(Dataset items)
====
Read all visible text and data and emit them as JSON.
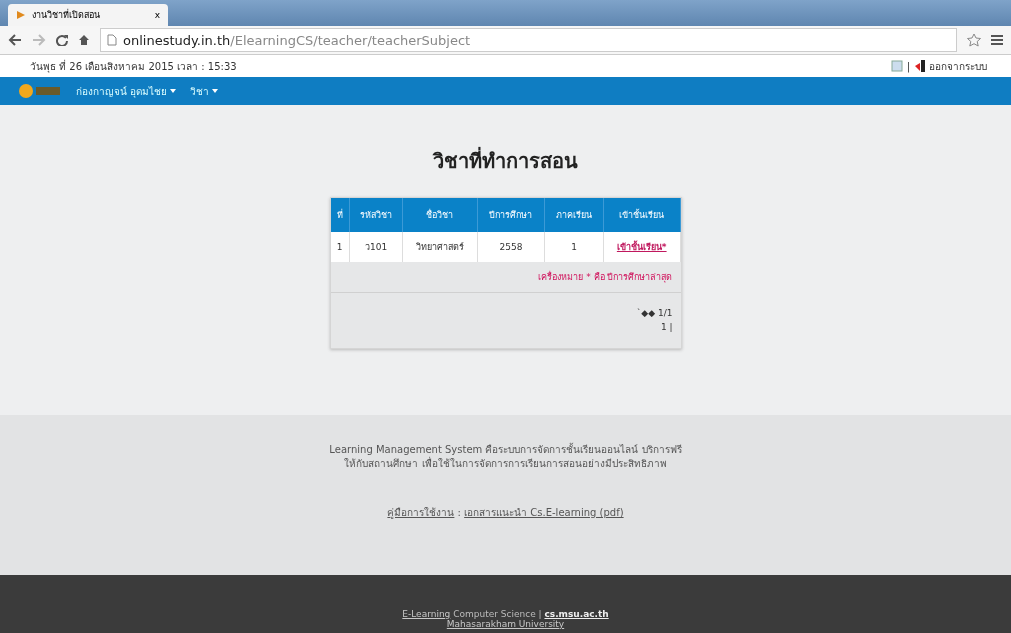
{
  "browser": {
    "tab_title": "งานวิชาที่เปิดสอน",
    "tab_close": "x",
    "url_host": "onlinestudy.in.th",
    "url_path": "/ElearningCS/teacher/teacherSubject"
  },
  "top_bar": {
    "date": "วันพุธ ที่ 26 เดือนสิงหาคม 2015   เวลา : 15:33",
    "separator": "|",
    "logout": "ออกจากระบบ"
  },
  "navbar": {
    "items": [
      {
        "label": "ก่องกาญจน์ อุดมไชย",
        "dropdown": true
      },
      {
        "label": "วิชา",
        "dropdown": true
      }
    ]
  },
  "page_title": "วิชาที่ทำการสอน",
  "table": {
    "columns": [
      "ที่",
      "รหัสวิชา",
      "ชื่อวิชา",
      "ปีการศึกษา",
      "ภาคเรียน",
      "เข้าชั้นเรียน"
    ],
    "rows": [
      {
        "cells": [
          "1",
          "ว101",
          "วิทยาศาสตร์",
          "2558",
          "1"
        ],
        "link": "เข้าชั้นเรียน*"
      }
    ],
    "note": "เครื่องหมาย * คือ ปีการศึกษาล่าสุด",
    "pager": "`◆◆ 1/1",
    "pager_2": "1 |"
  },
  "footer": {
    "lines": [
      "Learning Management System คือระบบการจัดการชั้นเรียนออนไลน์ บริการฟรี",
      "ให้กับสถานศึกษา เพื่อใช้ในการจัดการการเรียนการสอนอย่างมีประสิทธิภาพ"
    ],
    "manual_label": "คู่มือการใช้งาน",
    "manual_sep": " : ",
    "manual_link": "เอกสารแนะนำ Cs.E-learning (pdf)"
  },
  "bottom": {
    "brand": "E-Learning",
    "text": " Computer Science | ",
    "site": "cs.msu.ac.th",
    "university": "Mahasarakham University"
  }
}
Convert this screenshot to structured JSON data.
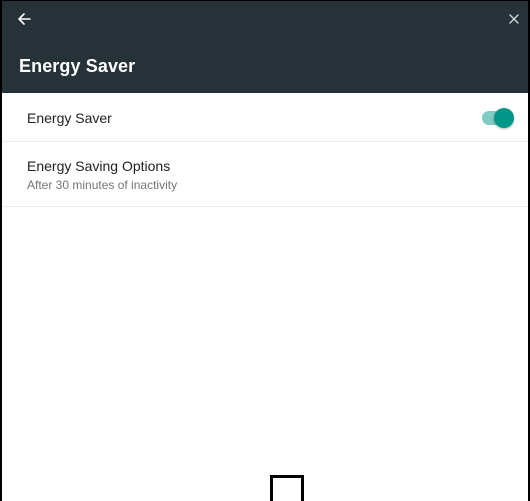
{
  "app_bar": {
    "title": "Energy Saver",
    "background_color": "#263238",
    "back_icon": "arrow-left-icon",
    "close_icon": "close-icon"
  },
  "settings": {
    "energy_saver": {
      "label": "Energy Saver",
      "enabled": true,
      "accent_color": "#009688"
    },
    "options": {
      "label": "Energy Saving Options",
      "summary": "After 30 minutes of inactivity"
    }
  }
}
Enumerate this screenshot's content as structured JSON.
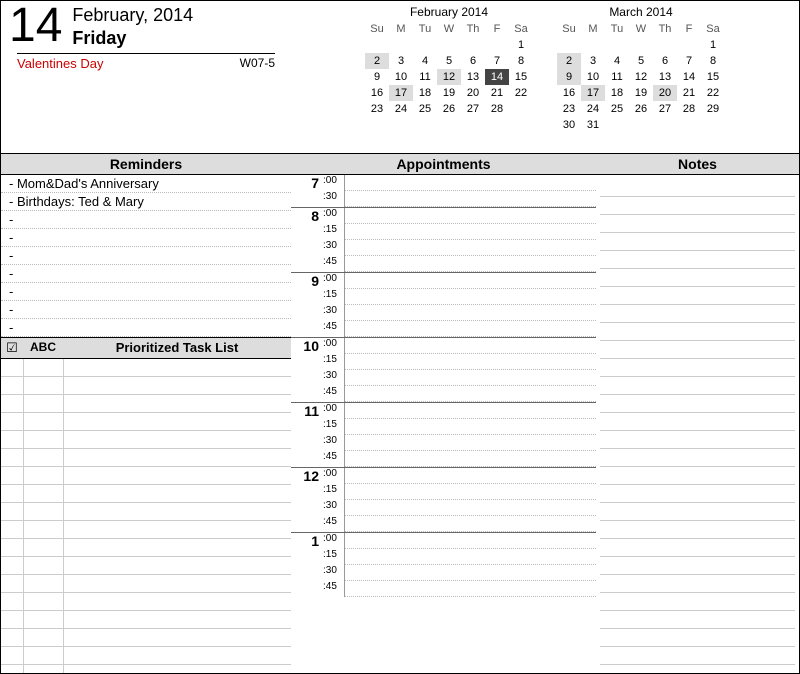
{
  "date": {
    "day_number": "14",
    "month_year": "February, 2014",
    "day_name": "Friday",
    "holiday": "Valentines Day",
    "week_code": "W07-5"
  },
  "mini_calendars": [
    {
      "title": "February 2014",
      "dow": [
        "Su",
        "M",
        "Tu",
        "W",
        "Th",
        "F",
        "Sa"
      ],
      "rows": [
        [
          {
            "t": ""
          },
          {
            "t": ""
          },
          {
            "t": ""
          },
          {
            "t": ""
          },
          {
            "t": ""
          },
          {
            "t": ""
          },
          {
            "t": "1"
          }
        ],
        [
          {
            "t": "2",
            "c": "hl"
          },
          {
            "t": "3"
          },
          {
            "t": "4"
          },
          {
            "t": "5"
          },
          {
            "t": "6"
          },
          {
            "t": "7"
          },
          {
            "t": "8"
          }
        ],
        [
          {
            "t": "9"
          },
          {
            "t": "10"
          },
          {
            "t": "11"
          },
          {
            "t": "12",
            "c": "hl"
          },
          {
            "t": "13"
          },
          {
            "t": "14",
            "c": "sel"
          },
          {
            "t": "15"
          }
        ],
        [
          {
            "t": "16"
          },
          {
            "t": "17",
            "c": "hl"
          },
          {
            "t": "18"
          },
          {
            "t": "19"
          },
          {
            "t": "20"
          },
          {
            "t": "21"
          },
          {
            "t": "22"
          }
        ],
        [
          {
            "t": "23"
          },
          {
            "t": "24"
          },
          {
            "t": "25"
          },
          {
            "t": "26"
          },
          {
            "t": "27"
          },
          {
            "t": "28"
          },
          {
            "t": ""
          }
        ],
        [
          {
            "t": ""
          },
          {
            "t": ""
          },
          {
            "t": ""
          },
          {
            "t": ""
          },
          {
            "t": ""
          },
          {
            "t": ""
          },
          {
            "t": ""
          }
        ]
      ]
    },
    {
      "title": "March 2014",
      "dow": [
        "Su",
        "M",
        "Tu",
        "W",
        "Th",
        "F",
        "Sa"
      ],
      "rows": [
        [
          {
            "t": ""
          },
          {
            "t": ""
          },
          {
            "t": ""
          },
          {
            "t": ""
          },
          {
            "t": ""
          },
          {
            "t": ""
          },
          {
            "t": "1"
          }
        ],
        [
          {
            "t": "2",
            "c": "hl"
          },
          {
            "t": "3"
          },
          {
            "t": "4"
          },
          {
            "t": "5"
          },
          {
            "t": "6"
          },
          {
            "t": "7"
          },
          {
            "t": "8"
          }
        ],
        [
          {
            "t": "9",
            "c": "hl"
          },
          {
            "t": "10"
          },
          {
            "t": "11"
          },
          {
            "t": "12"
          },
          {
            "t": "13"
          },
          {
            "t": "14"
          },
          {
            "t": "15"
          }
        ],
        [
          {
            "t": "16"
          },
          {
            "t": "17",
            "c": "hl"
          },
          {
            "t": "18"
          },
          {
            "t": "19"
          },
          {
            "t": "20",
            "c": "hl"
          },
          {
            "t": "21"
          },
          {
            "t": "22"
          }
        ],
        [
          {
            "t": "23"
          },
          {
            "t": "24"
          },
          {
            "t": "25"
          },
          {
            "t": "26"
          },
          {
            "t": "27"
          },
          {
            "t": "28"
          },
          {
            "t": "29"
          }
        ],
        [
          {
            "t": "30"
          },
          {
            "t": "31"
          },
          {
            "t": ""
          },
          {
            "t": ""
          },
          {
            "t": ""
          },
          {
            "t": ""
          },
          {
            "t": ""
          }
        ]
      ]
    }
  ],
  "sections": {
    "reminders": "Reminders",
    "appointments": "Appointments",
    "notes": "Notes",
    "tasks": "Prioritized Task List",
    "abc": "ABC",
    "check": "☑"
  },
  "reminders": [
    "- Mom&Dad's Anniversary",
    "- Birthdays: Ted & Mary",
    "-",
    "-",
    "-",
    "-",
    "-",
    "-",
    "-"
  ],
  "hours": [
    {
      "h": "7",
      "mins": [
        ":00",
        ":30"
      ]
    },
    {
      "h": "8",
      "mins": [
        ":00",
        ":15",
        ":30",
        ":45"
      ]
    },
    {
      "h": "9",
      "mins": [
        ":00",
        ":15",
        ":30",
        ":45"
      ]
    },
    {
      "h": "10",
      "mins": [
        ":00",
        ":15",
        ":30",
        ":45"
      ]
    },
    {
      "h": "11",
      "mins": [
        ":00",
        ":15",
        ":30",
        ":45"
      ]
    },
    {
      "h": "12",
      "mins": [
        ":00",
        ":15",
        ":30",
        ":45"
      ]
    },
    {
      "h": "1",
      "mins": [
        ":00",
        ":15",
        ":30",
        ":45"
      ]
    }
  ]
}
====
### What the task requires
Set down all the data again exactly as above, pictures excluded.

### Expected output
Read all visible text and data and emit them as JSON.
{
  "browser": {
    "tab_title": "งานวิชาที่เปิดสอน",
    "tab_close": "x",
    "url_host": "onlinestudy.in.th",
    "url_path": "/ElearningCS/teacher/teacherSubject"
  },
  "top_bar": {
    "date": "วันพุธ ที่ 26 เดือนสิงหาคม 2015   เวลา : 15:33",
    "separator": "|",
    "logout": "ออกจากระบบ"
  },
  "navbar": {
    "items": [
      {
        "label": "ก่องกาญจน์ อุดมไชย",
        "dropdown": true
      },
      {
        "label": "วิชา",
        "dropdown": true
      }
    ]
  },
  "page_title": "วิชาที่ทำการสอน",
  "table": {
    "columns": [
      "ที่",
      "รหัสวิชา",
      "ชื่อวิชา",
      "ปีการศึกษา",
      "ภาคเรียน",
      "เข้าชั้นเรียน"
    ],
    "rows": [
      {
        "cells": [
          "1",
          "ว101",
          "วิทยาศาสตร์",
          "2558",
          "1"
        ],
        "link": "เข้าชั้นเรียน*"
      }
    ],
    "note": "เครื่องหมาย * คือ ปีการศึกษาล่าสุด",
    "pager": "`◆◆ 1/1",
    "pager_2": "1 |"
  },
  "footer": {
    "lines": [
      "Learning Management System คือระบบการจัดการชั้นเรียนออนไลน์ บริการฟรี",
      "ให้กับสถานศึกษา เพื่อใช้ในการจัดการการเรียนการสอนอย่างมีประสิทธิภาพ"
    ],
    "manual_label": "คู่มือการใช้งาน",
    "manual_sep": " : ",
    "manual_link": "เอกสารแนะนำ Cs.E-learning (pdf)"
  },
  "bottom": {
    "brand": "E-Learning",
    "text": " Computer Science | ",
    "site": "cs.msu.ac.th",
    "university": "Mahasarakham University"
  }
}
Convert this screenshot to structured JSON data.
{
  "app_bar": {
    "title": "Energy Saver",
    "background_color": "#263238",
    "back_icon": "arrow-left-icon",
    "close_icon": "close-icon"
  },
  "settings": {
    "energy_saver": {
      "label": "Energy Saver",
      "enabled": true,
      "accent_color": "#009688"
    },
    "options": {
      "label": "Energy Saving Options",
      "summary": "After 30 minutes of inactivity"
    }
  }
}
Enumerate this screenshot's content as structured JSON.
{
  "date": {
    "day_number": "14",
    "month_year": "February, 2014",
    "day_name": "Friday",
    "holiday": "Valentines Day",
    "week_code": "W07-5"
  },
  "mini_calendars": [
    {
      "title": "February 2014",
      "dow": [
        "Su",
        "M",
        "Tu",
        "W",
        "Th",
        "F",
        "Sa"
      ],
      "rows": [
        [
          {
            "t": ""
          },
          {
            "t": ""
          },
          {
            "t": ""
          },
          {
            "t": ""
          },
          {
            "t": ""
          },
          {
            "t": ""
          },
          {
            "t": "1"
          }
        ],
        [
          {
            "t": "2",
            "c": "hl"
          },
          {
            "t": "3"
          },
          {
            "t": "4"
          },
          {
            "t": "5"
          },
          {
            "t": "6"
          },
          {
            "t": "7"
          },
          {
            "t": "8"
          }
        ],
        [
          {
            "t": "9"
          },
          {
            "t": "10"
          },
          {
            "t": "11"
          },
          {
            "t": "12",
            "c": "hl"
          },
          {
            "t": "13"
          },
          {
            "t": "14",
            "c": "sel"
          },
          {
            "t": "15"
          }
        ],
        [
          {
            "t": "16"
          },
          {
            "t": "17",
            "c": "hl"
          },
          {
            "t": "18"
          },
          {
            "t": "19"
          },
          {
            "t": "20"
          },
          {
            "t": "21"
          },
          {
            "t": "22"
          }
        ],
        [
          {
            "t": "23"
          },
          {
            "t": "24"
          },
          {
            "t": "25"
          },
          {
            "t": "26"
          },
          {
            "t": "27"
          },
          {
            "t": "28"
          },
          {
            "t": ""
          }
        ],
        [
          {
            "t": ""
          },
          {
            "t": ""
          },
          {
            "t": ""
          },
          {
            "t": ""
          },
          {
            "t": ""
          },
          {
            "t": ""
          },
          {
            "t": ""
          }
        ]
      ]
    },
    {
      "title": "March 2014",
      "dow": [
        "Su",
        "M",
        "Tu",
        "W",
        "Th",
        "F",
        "Sa"
      ],
      "rows": [
        [
          {
            "t": ""
          },
          {
            "t": ""
          },
          {
            "t": ""
          },
          {
            "t": ""
          },
          {
            "t": ""
          },
          {
            "t": ""
          },
          {
            "t": "1"
          }
        ],
        [
          {
            "t": "2",
            "c": "hl"
          },
          {
            "t": "3"
          },
          {
            "t": "4"
          },
          {
            "t": "5"
          },
          {
            "t": "6"
          },
          {
            "t": "7"
          },
          {
            "t": "8"
          }
        ],
        [
          {
            "t": "9",
            "c": "hl"
          },
          {
            "t": "10"
          },
          {
            "t": "11"
          },
          {
            "t": "12"
          },
          {
            "t": "13"
          },
          {
            "t": "14"
          },
          {
            "t": "15"
          }
        ],
        [
          {
            "t": "16"
          },
          {
            "t": "17",
            "c": "hl"
          },
          {
            "t": "18"
          },
          {
            "t": "19"
          },
          {
            "t": "20",
            "c": "hl"
          },
          {
            "t": "21"
          },
          {
            "t": "22"
          }
        ],
        [
          {
            "t": "23"
          },
          {
            "t": "24"
          },
          {
            "t": "25"
          },
          {
            "t": "26"
          },
          {
            "t": "27"
          },
          {
            "t": "28"
          },
          {
            "t": "29"
          }
        ],
        [
          {
            "t": "30"
          },
          {
            "t": "31"
          },
          {
            "t": ""
          },
          {
            "t": ""
          },
          {
            "t": ""
          },
          {
            "t": ""
          },
          {
            "t": ""
          }
        ]
      ]
    }
  ],
  "sections": {
    "reminders": "Reminders",
    "appointments": "Appointments",
    "notes": "Notes",
    "tasks": "Prioritized Task List",
    "abc": "ABC",
    "check": "☑"
  },
  "reminders": [
    "- Mom&Dad's Anniversary",
    "- Birthdays: Ted & Mary",
    "-",
    "-",
    "-",
    "-",
    "-",
    "-",
    "-"
  ],
  "hours": [
    {
      "h": "7",
      "mins": [
        ":00",
        ":30"
      ]
    },
    {
      "h": "8",
      "mins": [
        ":00",
        ":15",
        ":30",
        ":45"
      ]
    },
    {
      "h": "9",
      "mins": [
        ":00",
        ":15",
        ":30",
        ":45"
      ]
    },
    {
      "h": "10",
      "mins": [
        ":00",
        ":15",
        ":30",
        ":45"
      ]
    },
    {
      "h": "11",
      "mins": [
        ":00",
        ":15",
        ":30",
        ":45"
      ]
    },
    {
      "h": "12",
      "mins": [
        ":00",
        ":15",
        ":30",
        ":45"
      ]
    },
    {
      "h": "1",
      "mins": [
        ":00",
        ":15",
        ":30",
        ":45"
      ]
    }
  ]
}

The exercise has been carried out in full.